To do:
Write the data below out exactly as it stands. Do not include the pictures.

Collected data:
--------------------------------------------------
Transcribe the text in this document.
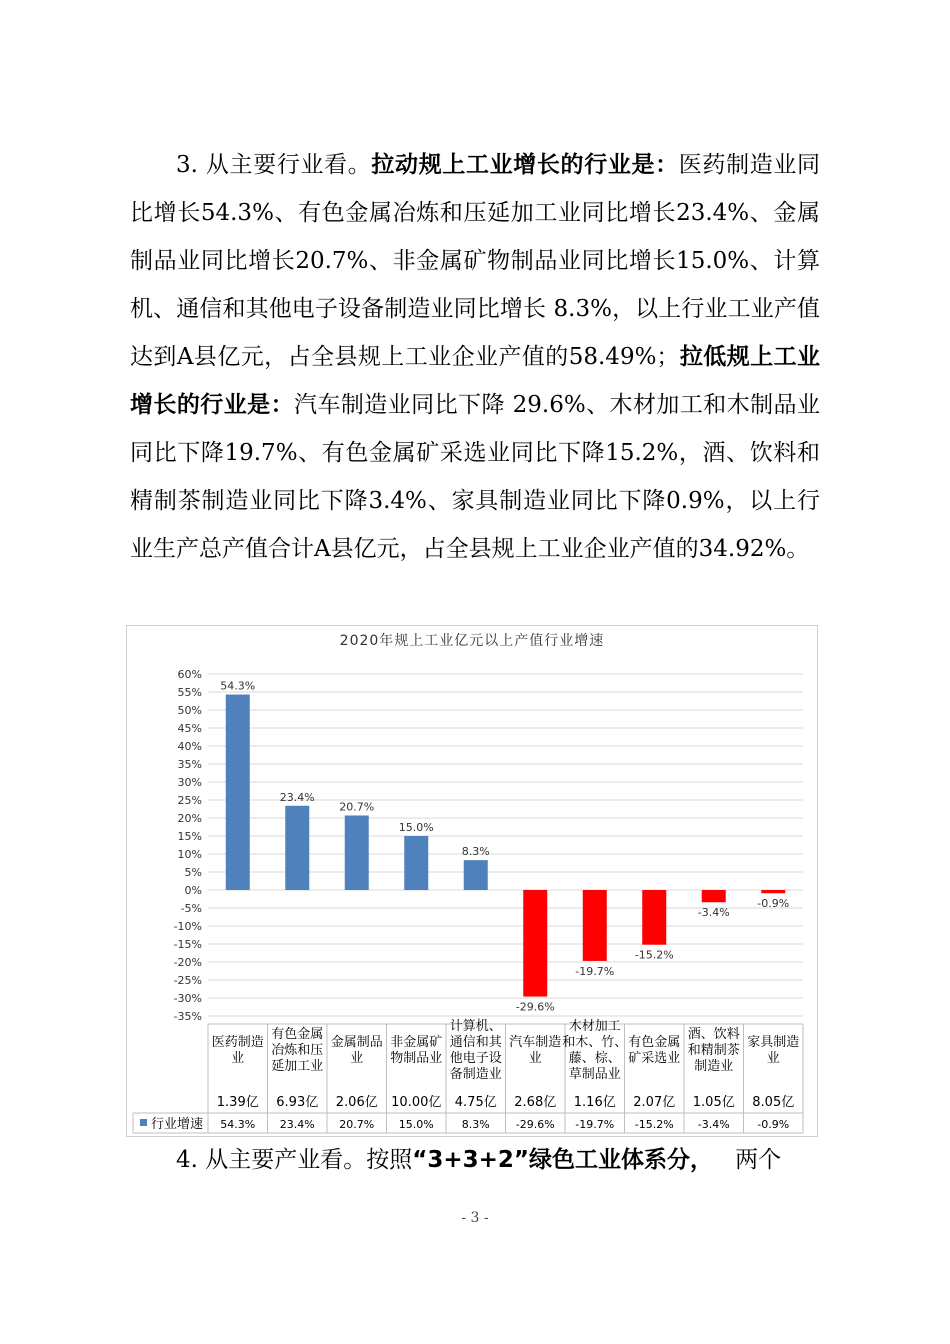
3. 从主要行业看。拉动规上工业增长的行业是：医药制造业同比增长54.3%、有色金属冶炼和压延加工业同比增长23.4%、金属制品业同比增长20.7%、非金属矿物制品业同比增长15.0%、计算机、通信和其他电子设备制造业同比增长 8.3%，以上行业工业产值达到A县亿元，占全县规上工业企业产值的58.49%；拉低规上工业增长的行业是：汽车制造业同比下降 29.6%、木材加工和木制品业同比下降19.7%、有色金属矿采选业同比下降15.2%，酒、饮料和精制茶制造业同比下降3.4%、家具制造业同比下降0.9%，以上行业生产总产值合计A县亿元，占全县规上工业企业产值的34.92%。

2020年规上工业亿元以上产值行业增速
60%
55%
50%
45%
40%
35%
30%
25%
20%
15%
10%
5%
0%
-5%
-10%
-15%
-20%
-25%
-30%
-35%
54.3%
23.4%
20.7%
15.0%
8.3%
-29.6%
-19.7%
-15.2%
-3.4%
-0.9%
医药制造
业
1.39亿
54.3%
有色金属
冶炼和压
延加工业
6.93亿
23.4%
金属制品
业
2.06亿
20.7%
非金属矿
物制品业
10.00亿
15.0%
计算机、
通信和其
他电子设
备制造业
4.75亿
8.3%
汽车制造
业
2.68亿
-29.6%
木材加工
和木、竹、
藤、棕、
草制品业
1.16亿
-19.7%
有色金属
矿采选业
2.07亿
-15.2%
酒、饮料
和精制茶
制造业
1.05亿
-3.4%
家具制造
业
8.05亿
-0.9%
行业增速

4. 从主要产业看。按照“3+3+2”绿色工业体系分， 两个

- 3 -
--------------------------------------------------
Expected output:
Transcribe the text in this document.
3. 从主要行业看。拉动规上工业增长的行业是：医药制造业同比增长54.3%、有色金属冶炼和压延加工业同比增长23.4%、金属制品业同比增长20.7%、非金属矿物制品业同比增长15.0%、计算机、通信和其他电子设备制造业同比增长 8.3%，以上行业工业产值达到A县亿元，占全县规上工业企业产值的58.49%；拉低规上工业增长的行业是：汽车制造业同比下降 29.6%、木材加工和木制品业同比下降19.7%、有色金属矿采选业同比下降15.2%，酒、饮料和精制茶制造业同比下降3.4%、家具制造业同比下降0.9%，以上行业生产总产值合计A县亿元，占全县规上工业企业产值的34.92%。

2020年规上工业亿元以上产值行业增速
60%
55%
50%
45%
40%
35%
30%
25%
20%
15%
10%
5%
0%
-5%
-10%
-15%
-20%
-25%
-30%
-35%
54.3%
23.4%
20.7%
15.0%
8.3%
-29.6%
-19.7%
-15.2%
-3.4%
-0.9%
医药制造
业
1.39亿
54.3%
有色金属
冶炼和压
延加工业
6.93亿
23.4%
金属制品
业
2.06亿
20.7%
非金属矿
物制品业
10.00亿
15.0%
计算机、
通信和其
他电子设
备制造业
4.75亿
8.3%
汽车制造
业
2.68亿
-29.6%
木材加工
和木、竹、
藤、棕、
草制品业
1.16亿
-19.7%
有色金属
矿采选业
2.07亿
-15.2%
酒、饮料
和精制茶
制造业
1.05亿
-3.4%
家具制造
业
8.05亿
-0.9%
行业增速

4. 从主要产业看。按照“3+3+2”绿色工业体系分， 两个

- 3 -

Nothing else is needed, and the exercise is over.